(Dataset entries on figures)
** Start **

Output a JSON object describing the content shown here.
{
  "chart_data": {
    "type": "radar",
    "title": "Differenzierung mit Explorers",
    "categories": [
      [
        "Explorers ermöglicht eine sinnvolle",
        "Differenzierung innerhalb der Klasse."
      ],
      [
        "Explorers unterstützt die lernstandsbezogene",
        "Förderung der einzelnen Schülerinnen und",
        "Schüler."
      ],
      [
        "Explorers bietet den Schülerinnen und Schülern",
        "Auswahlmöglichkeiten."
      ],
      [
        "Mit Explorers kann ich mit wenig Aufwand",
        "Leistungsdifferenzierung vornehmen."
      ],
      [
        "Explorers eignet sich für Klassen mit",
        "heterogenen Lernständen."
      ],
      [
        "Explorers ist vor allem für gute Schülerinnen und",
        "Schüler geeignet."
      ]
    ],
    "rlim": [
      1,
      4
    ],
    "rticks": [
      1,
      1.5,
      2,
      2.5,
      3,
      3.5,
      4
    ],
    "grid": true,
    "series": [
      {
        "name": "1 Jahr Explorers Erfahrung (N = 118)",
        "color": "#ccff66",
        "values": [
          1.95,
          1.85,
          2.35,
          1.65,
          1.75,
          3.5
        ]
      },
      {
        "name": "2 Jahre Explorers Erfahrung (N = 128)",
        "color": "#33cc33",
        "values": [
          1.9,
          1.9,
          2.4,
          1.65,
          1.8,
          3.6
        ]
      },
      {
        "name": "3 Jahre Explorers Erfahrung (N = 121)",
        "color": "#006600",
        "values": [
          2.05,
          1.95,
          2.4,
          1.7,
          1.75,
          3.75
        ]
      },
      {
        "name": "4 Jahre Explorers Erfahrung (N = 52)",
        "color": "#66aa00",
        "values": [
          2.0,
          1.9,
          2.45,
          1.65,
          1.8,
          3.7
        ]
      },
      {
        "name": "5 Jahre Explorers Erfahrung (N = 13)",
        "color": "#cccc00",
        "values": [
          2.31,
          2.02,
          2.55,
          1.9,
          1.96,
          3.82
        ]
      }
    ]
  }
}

** End **

- [TO BE DONE]:
Return every line above in which the string "color" occurs.

- [SOLUTION TO THE EXERCISE]:
        "color": "#ccff66",
        "color": "#33cc33",
        "color": "#006600",
        "color": "#66aa00",
        "color": "#cccc00",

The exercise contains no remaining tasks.